> _TO BE DONE_
Sift the listing for lines that hold the string "tienen" and pull them out.

******************************

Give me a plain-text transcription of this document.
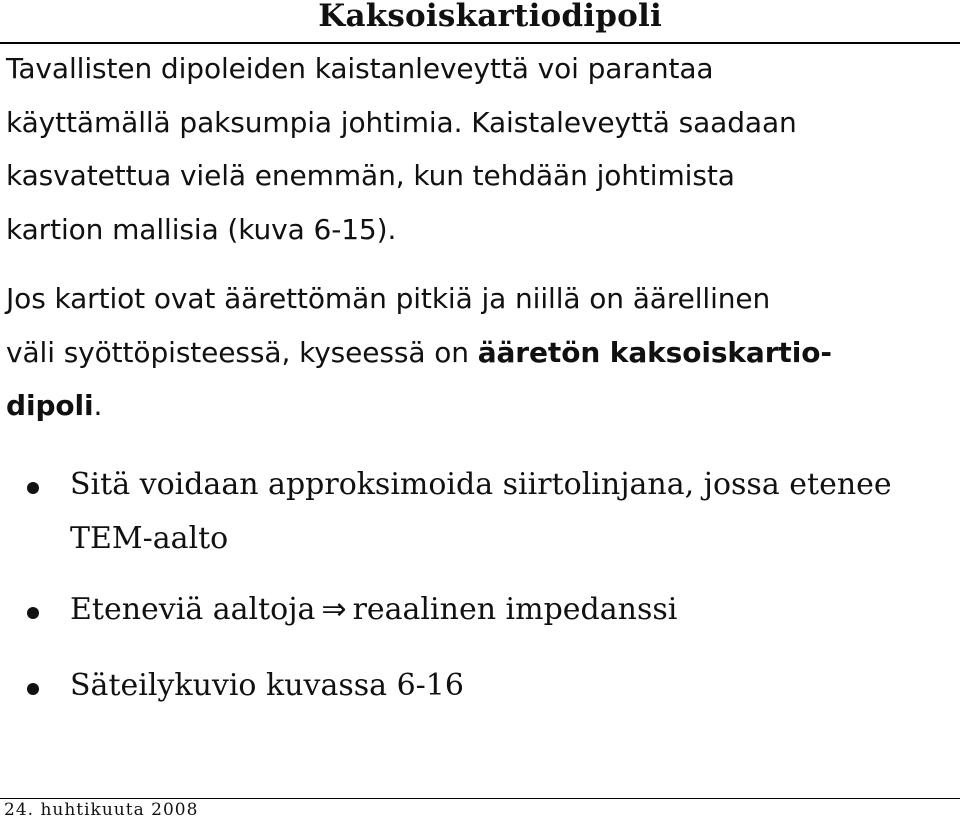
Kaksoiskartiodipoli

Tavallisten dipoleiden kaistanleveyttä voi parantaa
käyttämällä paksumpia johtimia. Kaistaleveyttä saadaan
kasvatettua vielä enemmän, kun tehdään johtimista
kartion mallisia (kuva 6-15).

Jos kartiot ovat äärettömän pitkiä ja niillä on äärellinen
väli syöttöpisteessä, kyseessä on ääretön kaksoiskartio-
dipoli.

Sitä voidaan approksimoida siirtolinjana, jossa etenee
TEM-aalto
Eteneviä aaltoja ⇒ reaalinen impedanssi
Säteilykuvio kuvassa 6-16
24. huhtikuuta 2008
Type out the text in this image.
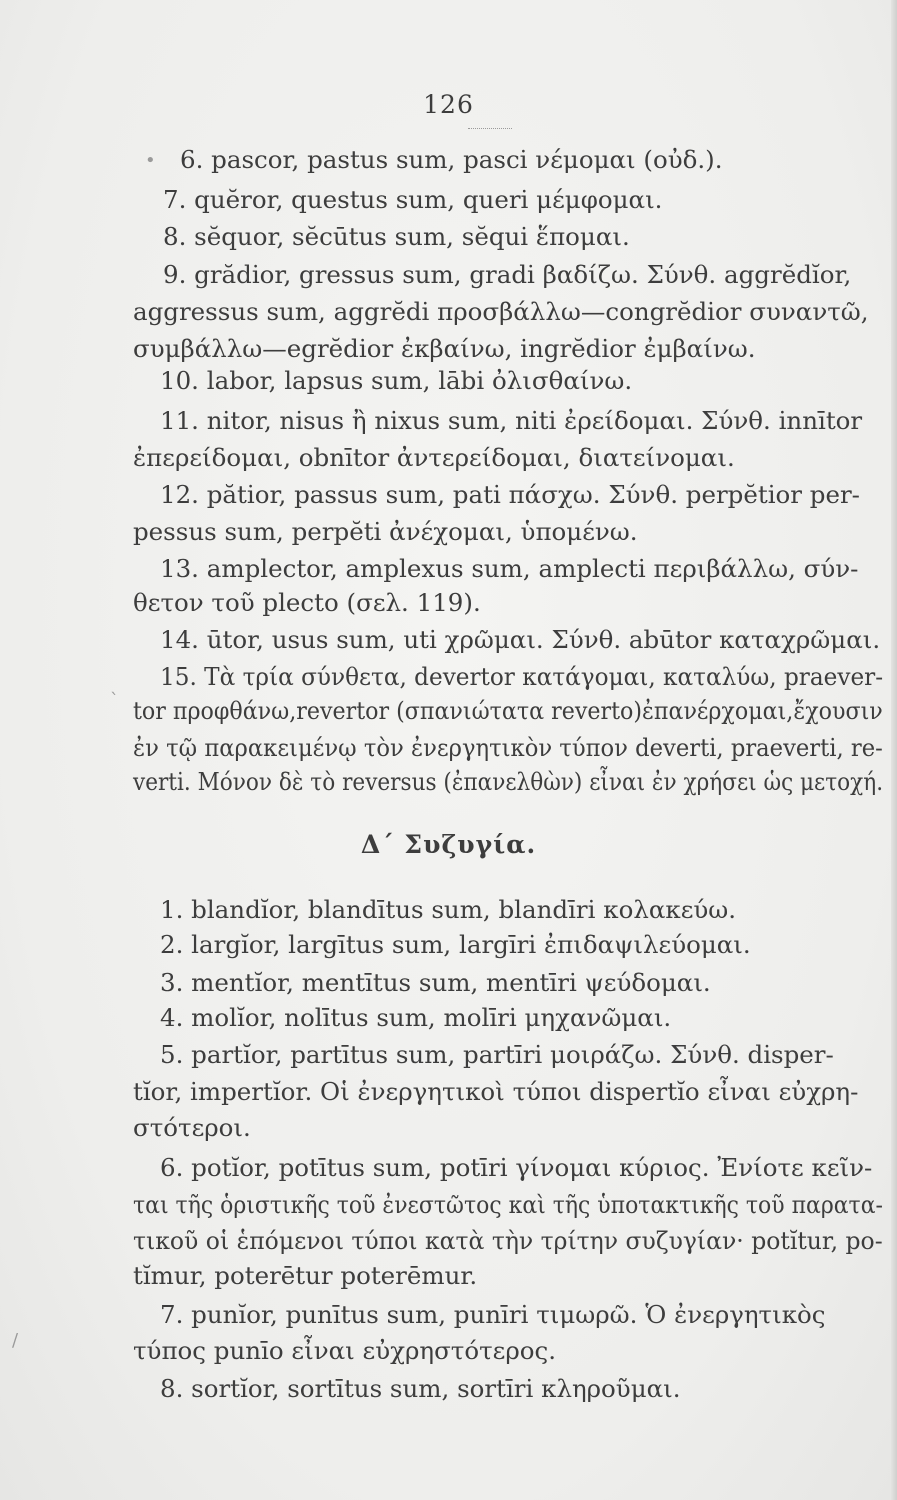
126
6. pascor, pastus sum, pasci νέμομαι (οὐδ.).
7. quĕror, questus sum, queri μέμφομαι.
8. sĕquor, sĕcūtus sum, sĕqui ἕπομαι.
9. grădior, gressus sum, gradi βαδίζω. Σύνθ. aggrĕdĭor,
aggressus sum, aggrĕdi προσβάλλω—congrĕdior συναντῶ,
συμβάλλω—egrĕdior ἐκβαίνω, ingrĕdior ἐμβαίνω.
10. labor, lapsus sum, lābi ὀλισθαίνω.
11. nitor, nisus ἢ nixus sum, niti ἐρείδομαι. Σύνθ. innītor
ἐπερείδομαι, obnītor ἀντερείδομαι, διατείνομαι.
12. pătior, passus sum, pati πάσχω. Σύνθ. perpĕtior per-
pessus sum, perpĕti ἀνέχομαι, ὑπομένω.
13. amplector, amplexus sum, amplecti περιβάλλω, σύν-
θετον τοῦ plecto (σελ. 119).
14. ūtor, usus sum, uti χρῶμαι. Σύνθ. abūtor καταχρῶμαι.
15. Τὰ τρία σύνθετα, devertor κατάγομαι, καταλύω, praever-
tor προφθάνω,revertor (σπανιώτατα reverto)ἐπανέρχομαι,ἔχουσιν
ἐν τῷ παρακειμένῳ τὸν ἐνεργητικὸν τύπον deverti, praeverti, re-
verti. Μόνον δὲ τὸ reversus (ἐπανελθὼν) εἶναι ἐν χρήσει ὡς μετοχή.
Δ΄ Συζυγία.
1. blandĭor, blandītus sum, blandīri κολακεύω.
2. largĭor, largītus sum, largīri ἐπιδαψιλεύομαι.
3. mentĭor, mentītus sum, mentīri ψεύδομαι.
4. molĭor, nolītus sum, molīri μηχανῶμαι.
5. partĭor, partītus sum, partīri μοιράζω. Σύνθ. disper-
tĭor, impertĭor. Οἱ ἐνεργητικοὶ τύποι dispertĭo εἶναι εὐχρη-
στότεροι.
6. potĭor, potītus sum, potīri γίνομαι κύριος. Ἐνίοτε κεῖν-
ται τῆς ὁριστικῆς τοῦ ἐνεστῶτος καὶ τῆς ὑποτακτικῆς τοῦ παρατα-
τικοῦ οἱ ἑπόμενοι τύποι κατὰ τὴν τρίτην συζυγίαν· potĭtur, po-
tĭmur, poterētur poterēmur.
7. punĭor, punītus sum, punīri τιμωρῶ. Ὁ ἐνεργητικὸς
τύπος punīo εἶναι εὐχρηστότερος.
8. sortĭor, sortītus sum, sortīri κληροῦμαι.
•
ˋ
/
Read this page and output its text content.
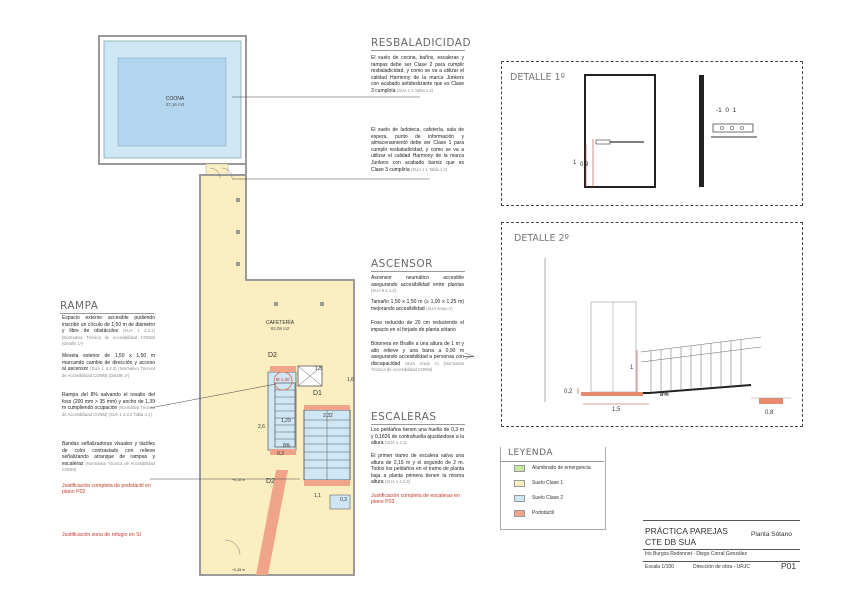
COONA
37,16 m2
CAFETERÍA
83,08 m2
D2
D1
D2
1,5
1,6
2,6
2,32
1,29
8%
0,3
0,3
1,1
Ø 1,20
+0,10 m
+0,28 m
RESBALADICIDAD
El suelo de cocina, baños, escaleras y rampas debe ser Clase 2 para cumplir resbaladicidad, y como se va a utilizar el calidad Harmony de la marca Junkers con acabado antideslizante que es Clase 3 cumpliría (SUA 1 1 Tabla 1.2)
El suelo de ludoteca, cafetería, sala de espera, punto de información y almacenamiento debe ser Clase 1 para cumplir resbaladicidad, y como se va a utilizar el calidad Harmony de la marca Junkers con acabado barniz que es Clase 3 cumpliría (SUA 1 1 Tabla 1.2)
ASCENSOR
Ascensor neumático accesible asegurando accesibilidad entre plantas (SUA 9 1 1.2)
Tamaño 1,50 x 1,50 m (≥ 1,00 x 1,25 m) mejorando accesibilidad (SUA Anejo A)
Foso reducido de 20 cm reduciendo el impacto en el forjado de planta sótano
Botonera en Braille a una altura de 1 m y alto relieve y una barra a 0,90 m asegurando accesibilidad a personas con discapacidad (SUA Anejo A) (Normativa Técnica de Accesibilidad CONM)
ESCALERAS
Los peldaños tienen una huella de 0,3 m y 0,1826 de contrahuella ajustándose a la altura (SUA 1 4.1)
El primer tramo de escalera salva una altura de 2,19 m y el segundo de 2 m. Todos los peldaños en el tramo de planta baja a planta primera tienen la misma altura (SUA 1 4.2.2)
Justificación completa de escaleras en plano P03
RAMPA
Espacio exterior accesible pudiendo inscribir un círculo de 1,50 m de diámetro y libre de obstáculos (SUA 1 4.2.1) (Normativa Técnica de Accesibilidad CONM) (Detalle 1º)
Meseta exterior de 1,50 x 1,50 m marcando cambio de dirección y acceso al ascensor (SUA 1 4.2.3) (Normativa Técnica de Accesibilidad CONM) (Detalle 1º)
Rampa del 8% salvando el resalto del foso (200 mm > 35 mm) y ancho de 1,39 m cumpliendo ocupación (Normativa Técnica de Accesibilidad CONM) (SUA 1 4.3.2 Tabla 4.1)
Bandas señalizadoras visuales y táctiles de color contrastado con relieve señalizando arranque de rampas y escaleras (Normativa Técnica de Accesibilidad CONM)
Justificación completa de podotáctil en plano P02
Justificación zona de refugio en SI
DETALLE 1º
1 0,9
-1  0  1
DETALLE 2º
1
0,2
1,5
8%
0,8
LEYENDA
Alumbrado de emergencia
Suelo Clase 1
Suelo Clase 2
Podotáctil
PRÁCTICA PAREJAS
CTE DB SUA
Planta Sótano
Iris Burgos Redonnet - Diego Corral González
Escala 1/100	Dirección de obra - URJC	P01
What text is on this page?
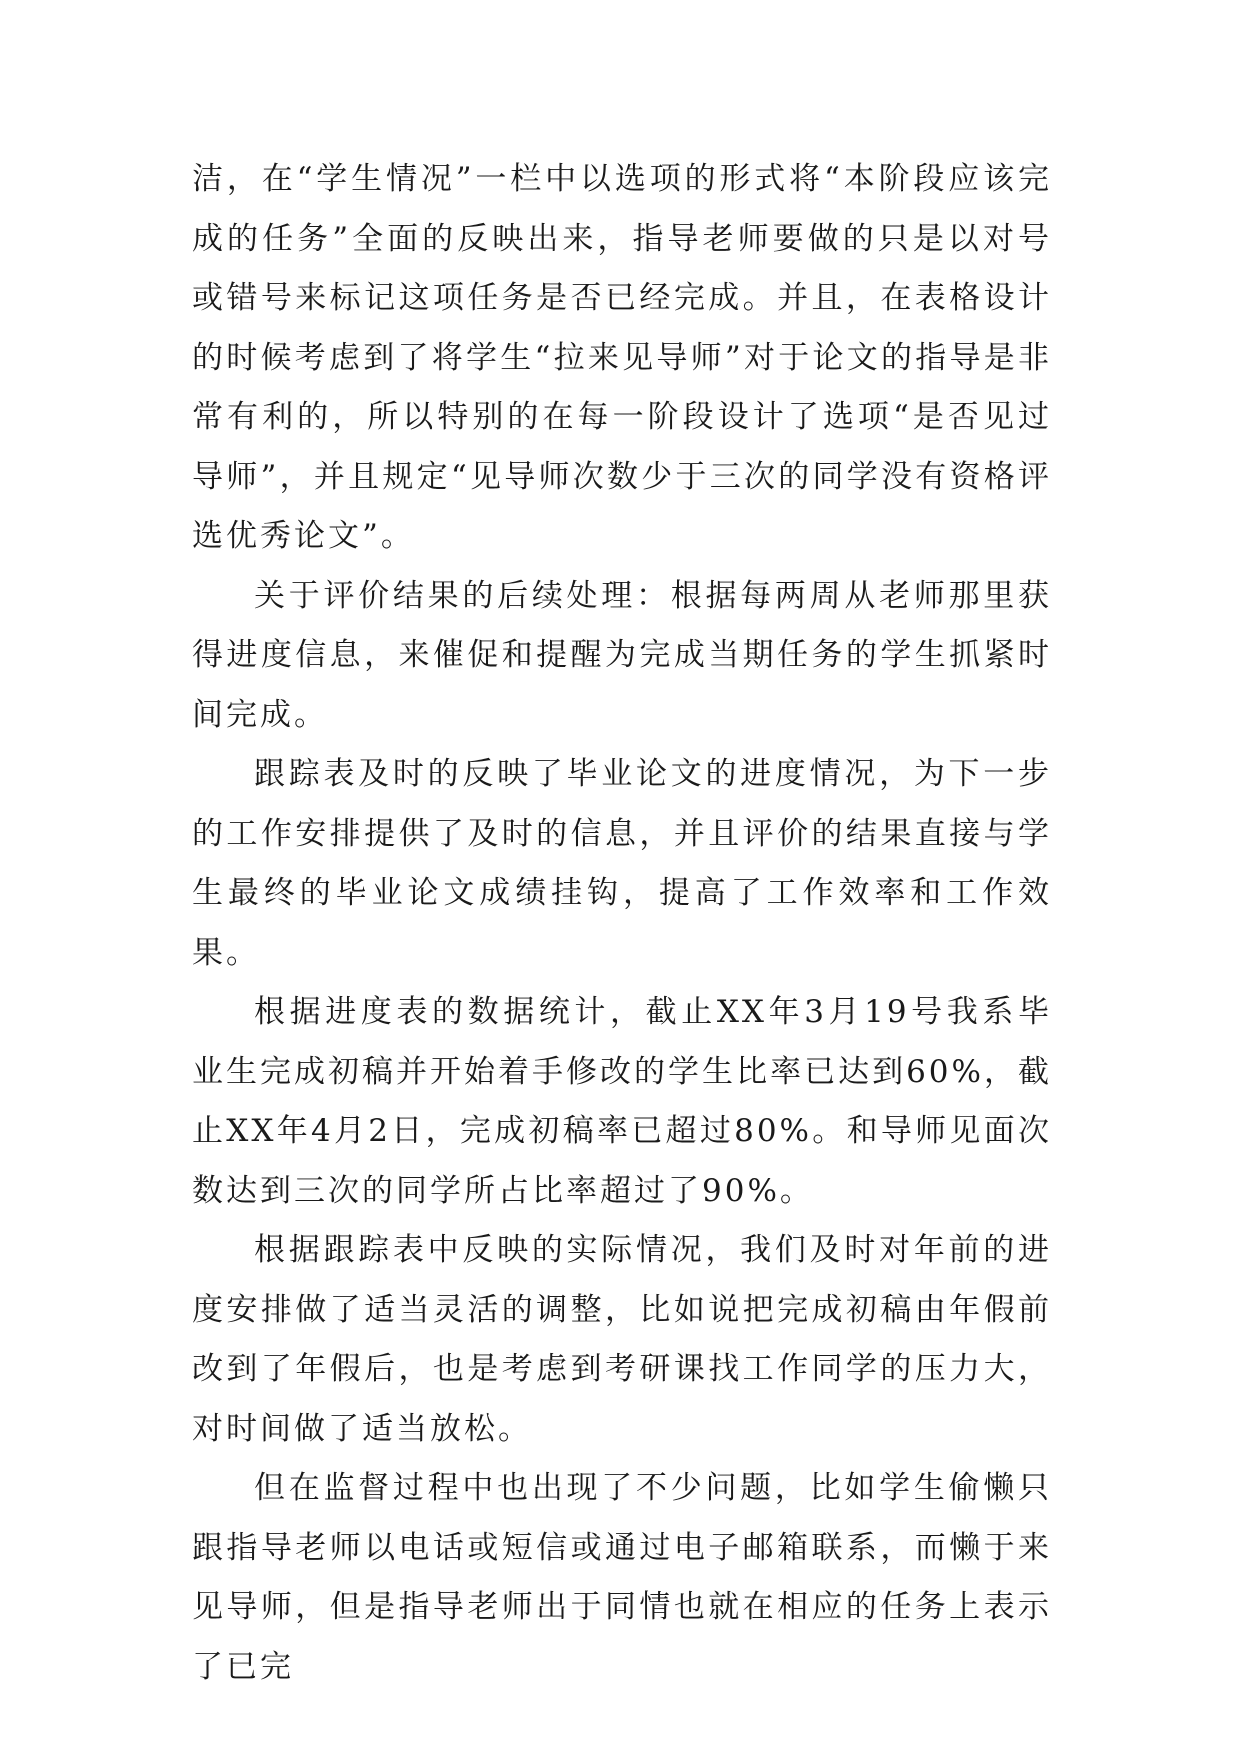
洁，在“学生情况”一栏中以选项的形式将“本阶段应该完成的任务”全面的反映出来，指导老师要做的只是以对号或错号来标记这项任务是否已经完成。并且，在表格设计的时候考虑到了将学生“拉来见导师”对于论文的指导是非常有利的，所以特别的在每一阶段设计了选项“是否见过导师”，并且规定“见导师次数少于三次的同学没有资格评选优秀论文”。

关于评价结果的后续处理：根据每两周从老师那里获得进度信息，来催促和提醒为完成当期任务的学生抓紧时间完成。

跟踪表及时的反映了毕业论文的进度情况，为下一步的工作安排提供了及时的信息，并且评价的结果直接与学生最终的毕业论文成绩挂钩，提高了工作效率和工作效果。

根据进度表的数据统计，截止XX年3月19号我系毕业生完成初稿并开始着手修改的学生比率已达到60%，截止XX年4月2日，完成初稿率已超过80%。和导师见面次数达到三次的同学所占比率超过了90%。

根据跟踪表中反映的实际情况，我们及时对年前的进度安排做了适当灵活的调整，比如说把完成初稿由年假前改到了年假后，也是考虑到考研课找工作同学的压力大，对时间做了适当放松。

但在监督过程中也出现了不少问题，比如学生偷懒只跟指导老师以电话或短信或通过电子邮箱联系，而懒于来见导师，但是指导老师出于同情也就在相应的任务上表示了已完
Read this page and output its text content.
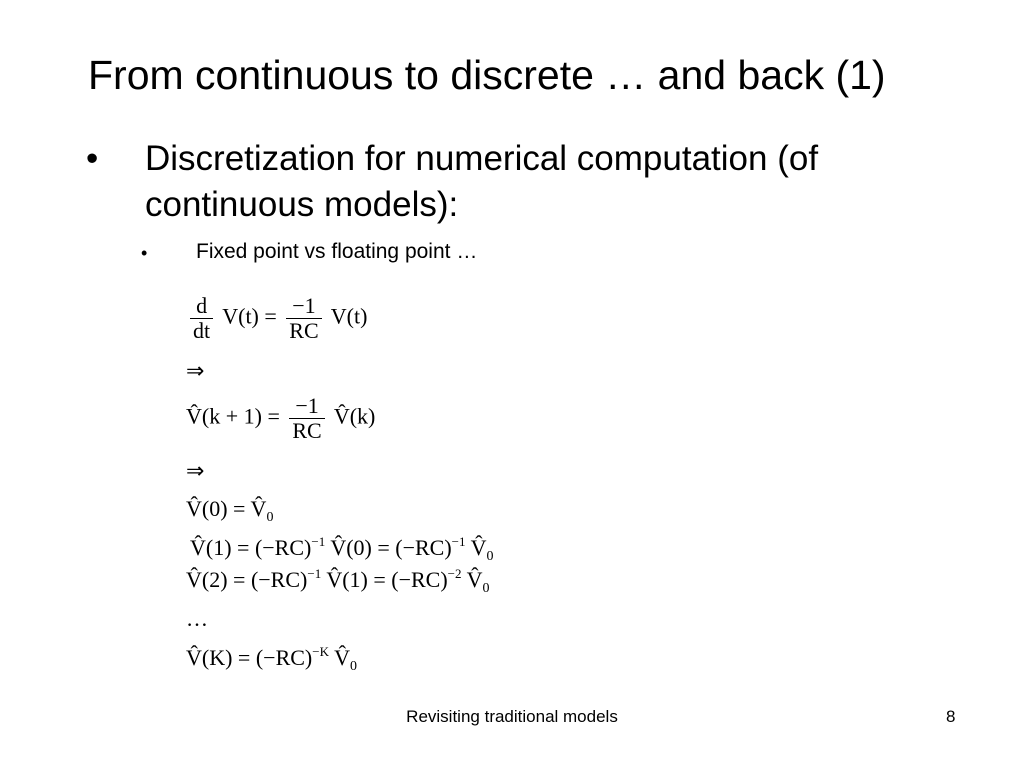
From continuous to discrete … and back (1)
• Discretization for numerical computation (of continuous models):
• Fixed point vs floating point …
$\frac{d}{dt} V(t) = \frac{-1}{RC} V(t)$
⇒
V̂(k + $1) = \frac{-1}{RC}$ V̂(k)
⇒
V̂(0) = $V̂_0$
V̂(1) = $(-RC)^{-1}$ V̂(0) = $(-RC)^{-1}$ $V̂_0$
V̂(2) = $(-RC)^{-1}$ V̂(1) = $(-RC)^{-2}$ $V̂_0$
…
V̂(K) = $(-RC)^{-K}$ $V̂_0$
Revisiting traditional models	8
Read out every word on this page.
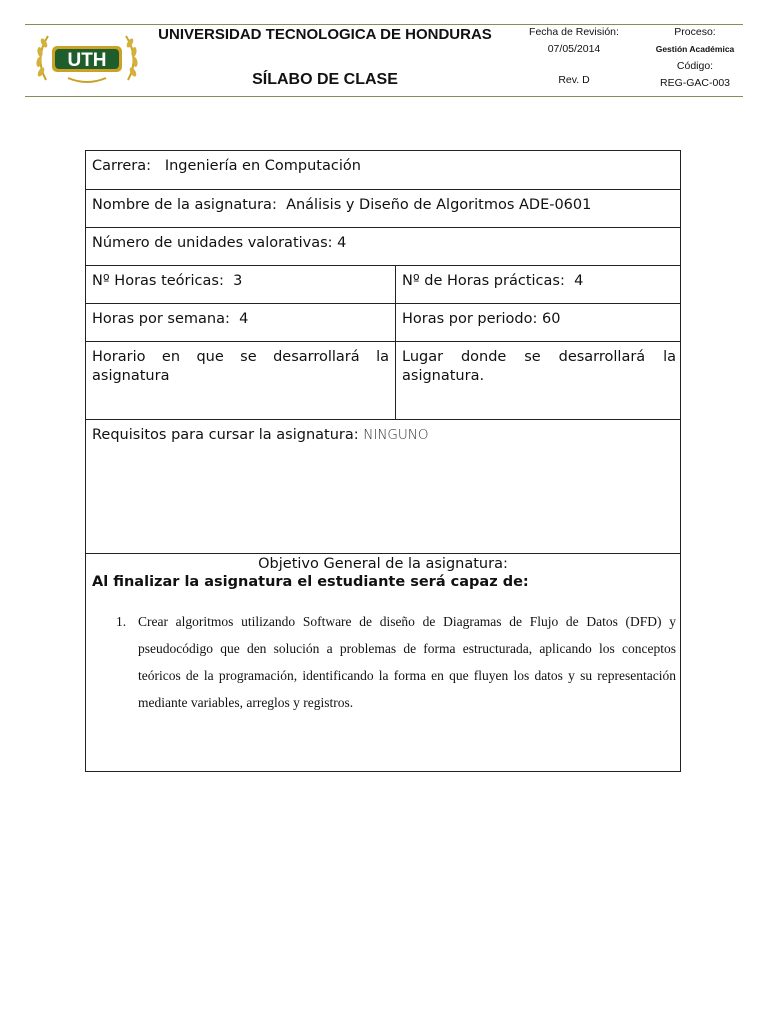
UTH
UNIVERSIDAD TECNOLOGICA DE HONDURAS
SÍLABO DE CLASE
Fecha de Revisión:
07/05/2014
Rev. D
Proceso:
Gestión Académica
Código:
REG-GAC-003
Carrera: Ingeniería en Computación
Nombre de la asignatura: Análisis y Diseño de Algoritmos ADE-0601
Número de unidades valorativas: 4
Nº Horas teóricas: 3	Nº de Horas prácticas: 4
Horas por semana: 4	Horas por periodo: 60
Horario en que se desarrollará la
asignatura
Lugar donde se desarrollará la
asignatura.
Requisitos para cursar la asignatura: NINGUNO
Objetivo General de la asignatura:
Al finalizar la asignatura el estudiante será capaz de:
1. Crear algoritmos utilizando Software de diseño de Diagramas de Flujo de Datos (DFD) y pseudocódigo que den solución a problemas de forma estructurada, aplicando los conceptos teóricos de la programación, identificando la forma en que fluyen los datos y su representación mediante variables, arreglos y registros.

******************************

> _REPLY_
Los peldaños tienen una huella de 0,3 m y 0,1826 de contrahuella ajustándose a la altura (SUA 1 4.1)
El primer tramo de escalera salva una altura de 2,19 m y el segundo de 2 m. Todos los peldaños en el tramo de planta baja a planta primera tienen la misma altura (SUA 1 4.2.2)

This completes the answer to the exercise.